-- TASK DESCRIPTION --
Wherever the word "JSON" shows up in a line, please copy that line.

-- INPUT RECORDS --
▬▬▬
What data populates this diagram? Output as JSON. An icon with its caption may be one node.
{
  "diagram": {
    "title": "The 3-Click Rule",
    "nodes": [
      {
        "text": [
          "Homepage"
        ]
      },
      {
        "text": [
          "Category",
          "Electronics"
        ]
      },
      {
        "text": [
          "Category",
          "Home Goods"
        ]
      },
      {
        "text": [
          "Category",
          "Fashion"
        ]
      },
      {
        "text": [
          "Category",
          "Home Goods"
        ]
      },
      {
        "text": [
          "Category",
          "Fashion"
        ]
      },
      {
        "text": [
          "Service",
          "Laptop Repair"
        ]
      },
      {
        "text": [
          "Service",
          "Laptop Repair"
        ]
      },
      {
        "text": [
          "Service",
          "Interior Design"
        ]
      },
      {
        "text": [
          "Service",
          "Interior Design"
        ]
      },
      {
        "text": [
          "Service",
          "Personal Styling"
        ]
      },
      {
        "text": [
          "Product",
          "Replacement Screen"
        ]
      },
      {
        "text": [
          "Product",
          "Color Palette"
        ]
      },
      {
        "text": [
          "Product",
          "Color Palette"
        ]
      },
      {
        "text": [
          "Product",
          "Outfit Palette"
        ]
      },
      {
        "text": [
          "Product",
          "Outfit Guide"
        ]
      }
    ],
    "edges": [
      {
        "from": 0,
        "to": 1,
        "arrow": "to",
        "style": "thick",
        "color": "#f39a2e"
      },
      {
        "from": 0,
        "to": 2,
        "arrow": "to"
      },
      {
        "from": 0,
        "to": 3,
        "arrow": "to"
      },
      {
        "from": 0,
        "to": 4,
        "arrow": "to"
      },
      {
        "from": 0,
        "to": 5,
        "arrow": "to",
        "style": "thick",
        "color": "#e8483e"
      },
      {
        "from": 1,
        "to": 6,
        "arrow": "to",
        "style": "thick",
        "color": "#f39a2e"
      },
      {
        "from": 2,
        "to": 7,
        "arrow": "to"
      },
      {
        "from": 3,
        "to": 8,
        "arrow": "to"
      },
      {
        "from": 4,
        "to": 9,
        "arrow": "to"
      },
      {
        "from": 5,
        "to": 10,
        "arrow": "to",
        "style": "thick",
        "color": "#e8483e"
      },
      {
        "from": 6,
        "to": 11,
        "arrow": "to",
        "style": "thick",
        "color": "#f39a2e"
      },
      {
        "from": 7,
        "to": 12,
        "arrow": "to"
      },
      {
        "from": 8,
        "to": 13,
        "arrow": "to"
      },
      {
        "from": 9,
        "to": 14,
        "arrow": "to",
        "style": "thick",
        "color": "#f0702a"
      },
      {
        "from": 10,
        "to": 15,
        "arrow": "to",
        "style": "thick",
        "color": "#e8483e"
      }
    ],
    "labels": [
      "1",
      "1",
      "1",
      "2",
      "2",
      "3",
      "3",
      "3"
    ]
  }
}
▬▬▬
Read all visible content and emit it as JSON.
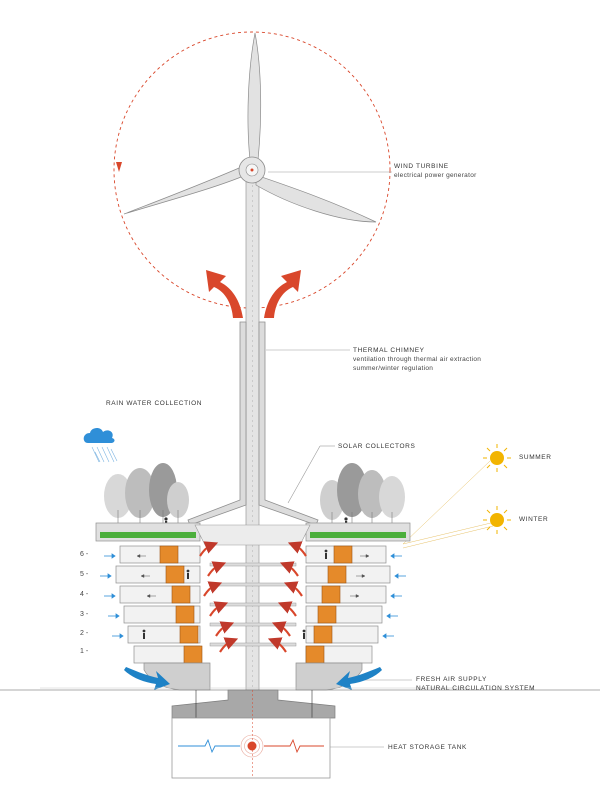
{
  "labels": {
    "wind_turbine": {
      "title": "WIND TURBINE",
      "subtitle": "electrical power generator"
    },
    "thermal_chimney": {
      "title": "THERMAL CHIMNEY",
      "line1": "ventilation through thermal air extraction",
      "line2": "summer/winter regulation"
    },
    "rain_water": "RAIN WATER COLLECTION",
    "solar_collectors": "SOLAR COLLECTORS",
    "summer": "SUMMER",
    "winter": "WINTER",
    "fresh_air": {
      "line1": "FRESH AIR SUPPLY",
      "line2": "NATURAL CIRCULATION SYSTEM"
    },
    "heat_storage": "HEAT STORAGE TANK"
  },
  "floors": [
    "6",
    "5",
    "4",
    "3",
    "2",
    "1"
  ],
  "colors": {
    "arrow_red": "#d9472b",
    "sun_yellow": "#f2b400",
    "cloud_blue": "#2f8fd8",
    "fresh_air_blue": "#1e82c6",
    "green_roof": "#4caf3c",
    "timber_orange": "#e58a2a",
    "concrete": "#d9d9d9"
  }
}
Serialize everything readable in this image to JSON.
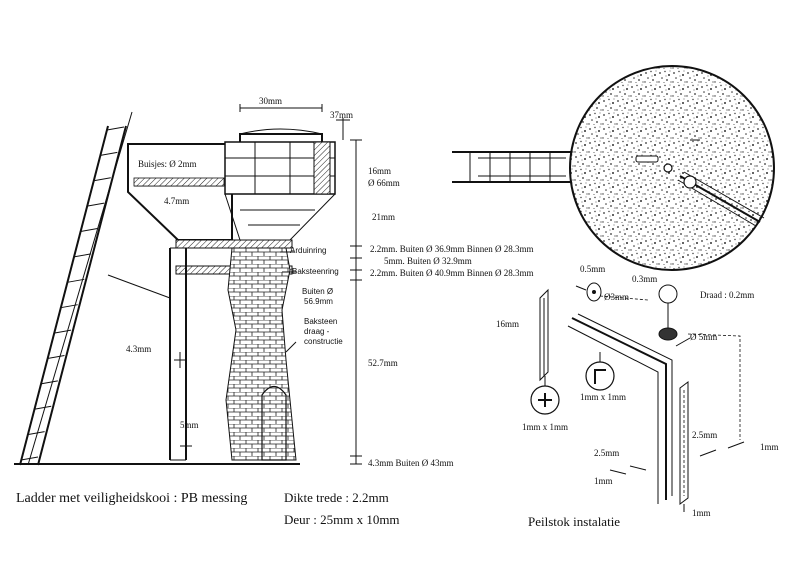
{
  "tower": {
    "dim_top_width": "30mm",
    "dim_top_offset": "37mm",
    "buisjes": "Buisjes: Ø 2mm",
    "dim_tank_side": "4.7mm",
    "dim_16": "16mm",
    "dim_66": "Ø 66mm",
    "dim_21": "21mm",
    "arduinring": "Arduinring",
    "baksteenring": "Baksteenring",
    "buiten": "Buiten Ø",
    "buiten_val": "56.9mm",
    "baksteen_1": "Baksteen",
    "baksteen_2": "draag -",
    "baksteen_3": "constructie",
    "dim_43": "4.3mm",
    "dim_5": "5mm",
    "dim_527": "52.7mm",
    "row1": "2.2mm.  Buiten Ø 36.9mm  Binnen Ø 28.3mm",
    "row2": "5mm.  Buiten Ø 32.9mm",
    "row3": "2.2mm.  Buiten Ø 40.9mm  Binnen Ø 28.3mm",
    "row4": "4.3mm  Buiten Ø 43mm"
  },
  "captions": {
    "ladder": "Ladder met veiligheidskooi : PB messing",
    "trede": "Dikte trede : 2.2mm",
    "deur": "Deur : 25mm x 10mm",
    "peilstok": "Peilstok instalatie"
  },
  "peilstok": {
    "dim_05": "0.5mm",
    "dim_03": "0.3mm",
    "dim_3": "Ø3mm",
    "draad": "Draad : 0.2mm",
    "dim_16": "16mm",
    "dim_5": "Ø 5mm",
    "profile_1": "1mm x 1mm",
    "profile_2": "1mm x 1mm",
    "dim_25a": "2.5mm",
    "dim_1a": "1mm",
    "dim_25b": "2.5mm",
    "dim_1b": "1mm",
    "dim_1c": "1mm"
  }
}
▬▬▬
-- ANSWER FOR THIS EXERCISE --
What data populates this diagram? Output as JSON. An icon with its caption may be one node.
Read all visible content and emit it as JSON.
Serialize everything readable in this image to JSON.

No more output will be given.